Figure dataset records:
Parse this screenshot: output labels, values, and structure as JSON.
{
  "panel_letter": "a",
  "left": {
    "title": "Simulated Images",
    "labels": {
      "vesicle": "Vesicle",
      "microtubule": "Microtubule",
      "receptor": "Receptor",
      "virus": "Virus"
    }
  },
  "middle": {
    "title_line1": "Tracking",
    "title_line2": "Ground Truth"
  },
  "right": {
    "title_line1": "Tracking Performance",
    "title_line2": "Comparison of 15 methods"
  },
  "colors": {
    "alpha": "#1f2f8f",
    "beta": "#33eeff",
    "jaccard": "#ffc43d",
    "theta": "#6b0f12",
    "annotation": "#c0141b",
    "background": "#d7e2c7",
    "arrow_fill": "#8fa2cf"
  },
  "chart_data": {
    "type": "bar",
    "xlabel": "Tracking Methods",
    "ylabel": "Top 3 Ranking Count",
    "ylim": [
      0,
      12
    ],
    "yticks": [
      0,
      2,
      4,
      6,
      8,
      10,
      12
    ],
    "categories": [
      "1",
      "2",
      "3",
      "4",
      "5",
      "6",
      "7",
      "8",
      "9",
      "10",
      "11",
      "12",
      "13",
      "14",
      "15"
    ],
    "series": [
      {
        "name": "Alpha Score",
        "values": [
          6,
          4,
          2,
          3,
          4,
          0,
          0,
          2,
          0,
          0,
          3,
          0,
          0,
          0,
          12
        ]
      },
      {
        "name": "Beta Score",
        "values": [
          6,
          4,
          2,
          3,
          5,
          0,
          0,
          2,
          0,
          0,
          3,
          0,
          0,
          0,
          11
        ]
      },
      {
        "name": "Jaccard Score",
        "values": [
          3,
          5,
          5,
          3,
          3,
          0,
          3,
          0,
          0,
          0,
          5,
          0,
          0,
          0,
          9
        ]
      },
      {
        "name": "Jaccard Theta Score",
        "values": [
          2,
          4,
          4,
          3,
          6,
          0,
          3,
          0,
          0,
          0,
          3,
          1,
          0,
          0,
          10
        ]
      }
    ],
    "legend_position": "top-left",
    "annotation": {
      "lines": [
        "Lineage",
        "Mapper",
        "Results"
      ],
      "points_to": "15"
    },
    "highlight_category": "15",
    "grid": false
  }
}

**Task objective**
Every record above must be duplicated exactly.

**Answer space**
Parse this screenshot: output labels, values, and structure as JSON.
{
  "panel_letter": "a",
  "left": {
    "title": "Simulated Images",
    "labels": {
      "vesicle": "Vesicle",
      "microtubule": "Microtubule",
      "receptor": "Receptor",
      "virus": "Virus"
    }
  },
  "middle": {
    "title_line1": "Tracking",
    "title_line2": "Ground Truth"
  },
  "right": {
    "title_line1": "Tracking Performance",
    "title_line2": "Comparison of 15 methods"
  },
  "colors": {
    "alpha": "#1f2f8f",
    "beta": "#33eeff",
    "jaccard": "#ffc43d",
    "theta": "#6b0f12",
    "annotation": "#c0141b",
    "background": "#d7e2c7",
    "arrow_fill": "#8fa2cf"
  },
  "chart_data": {
    "type": "bar",
    "xlabel": "Tracking Methods",
    "ylabel": "Top 3 Ranking Count",
    "ylim": [
      0,
      12
    ],
    "yticks": [
      0,
      2,
      4,
      6,
      8,
      10,
      12
    ],
    "categories": [
      "1",
      "2",
      "3",
      "4",
      "5",
      "6",
      "7",
      "8",
      "9",
      "10",
      "11",
      "12",
      "13",
      "14",
      "15"
    ],
    "series": [
      {
        "name": "Alpha Score",
        "values": [
          6,
          4,
          2,
          3,
          4,
          0,
          0,
          2,
          0,
          0,
          3,
          0,
          0,
          0,
          12
        ]
      },
      {
        "name": "Beta Score",
        "values": [
          6,
          4,
          2,
          3,
          5,
          0,
          0,
          2,
          0,
          0,
          3,
          0,
          0,
          0,
          11
        ]
      },
      {
        "name": "Jaccard Score",
        "values": [
          3,
          5,
          5,
          3,
          3,
          0,
          3,
          0,
          0,
          0,
          5,
          0,
          0,
          0,
          9
        ]
      },
      {
        "name": "Jaccard Theta Score",
        "values": [
          2,
          4,
          4,
          3,
          6,
          0,
          3,
          0,
          0,
          0,
          3,
          1,
          0,
          0,
          10
        ]
      }
    ],
    "legend_position": "top-left",
    "annotation": {
      "lines": [
        "Lineage",
        "Mapper",
        "Results"
      ],
      "points_to": "15"
    },
    "highlight_category": "15",
    "grid": false
  }
}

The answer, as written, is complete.